### [Stated goal]
Go through the records and show each line where the word "regular" occurs.

### [Data supplied]
++++++

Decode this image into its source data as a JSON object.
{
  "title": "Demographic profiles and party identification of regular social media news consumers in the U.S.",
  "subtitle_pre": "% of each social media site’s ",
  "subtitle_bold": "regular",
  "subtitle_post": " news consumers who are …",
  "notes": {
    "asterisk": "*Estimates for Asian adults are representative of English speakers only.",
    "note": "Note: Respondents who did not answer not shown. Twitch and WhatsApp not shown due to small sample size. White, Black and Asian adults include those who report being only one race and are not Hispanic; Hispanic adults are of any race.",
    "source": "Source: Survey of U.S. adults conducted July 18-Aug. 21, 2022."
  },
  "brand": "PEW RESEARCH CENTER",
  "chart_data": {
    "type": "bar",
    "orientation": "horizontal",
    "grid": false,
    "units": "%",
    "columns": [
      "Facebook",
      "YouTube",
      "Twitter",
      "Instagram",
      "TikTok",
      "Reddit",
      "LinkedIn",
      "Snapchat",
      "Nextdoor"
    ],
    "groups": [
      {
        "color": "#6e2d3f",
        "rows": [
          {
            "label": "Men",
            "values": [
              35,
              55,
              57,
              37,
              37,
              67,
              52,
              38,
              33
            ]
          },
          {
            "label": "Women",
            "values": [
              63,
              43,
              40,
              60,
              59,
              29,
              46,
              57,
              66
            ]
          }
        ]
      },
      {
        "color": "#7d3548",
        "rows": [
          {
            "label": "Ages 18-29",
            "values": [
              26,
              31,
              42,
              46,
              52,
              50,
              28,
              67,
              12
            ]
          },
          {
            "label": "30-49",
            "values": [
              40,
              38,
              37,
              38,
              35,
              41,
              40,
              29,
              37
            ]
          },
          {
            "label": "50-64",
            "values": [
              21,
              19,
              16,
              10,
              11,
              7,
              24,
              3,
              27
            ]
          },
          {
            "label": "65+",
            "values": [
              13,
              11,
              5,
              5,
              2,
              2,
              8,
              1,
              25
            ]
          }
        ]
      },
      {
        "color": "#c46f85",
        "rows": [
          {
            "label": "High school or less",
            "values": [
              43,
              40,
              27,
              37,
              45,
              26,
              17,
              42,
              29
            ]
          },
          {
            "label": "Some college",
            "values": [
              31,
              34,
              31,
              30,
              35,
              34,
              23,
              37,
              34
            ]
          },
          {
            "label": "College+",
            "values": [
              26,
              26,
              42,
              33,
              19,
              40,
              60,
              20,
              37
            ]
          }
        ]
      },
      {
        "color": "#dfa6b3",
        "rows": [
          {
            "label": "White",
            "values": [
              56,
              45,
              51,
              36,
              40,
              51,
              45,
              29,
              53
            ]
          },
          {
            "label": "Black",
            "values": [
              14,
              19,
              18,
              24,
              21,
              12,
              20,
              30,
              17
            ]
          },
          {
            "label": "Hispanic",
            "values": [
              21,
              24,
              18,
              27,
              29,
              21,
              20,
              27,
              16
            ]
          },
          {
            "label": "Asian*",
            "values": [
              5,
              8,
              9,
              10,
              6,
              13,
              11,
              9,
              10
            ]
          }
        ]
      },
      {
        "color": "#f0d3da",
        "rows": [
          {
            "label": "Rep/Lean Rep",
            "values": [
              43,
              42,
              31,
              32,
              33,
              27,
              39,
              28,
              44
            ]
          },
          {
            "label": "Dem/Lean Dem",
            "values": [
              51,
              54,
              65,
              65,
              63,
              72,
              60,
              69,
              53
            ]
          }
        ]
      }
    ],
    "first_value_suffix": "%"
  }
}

++++++

### [Full output]
  "title": "Demographic profiles and party identification of regular social media news consumers in the U.S.",
  "subtitle_bold": "regular",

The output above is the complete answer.